RECORD EXCERPTS:

=-=-=-=-=

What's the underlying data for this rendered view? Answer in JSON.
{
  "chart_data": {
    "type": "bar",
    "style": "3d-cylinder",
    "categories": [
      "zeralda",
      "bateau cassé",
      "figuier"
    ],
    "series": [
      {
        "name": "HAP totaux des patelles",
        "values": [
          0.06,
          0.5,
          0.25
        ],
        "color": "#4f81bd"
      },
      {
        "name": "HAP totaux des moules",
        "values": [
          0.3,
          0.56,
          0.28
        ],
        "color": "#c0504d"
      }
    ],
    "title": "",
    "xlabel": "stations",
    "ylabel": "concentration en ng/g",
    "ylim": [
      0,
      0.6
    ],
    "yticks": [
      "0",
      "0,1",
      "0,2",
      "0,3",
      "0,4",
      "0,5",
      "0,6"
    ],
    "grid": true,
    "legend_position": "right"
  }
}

=-=-=-=-=

PROMPT:
Extract all the entries word for word.

EXERCISE RESPONSE:
What's the underlying data for this rendered view? Answer in JSON.
{
  "chart_data": {
    "type": "bar",
    "style": "3d-cylinder",
    "categories": [
      "zeralda",
      "bateau cassé",
      "figuier"
    ],
    "series": [
      {
        "name": "HAP totaux des patelles",
        "values": [
          0.06,
          0.5,
          0.25
        ],
        "color": "#4f81bd"
      },
      {
        "name": "HAP totaux des moules",
        "values": [
          0.3,
          0.56,
          0.28
        ],
        "color": "#c0504d"
      }
    ],
    "title": "",
    "xlabel": "stations",
    "ylabel": "concentration en ng/g",
    "ylim": [
      0,
      0.6
    ],
    "yticks": [
      "0",
      "0,1",
      "0,2",
      "0,3",
      "0,4",
      "0,5",
      "0,6"
    ],
    "grid": true,
    "legend_position": "right"
  }
}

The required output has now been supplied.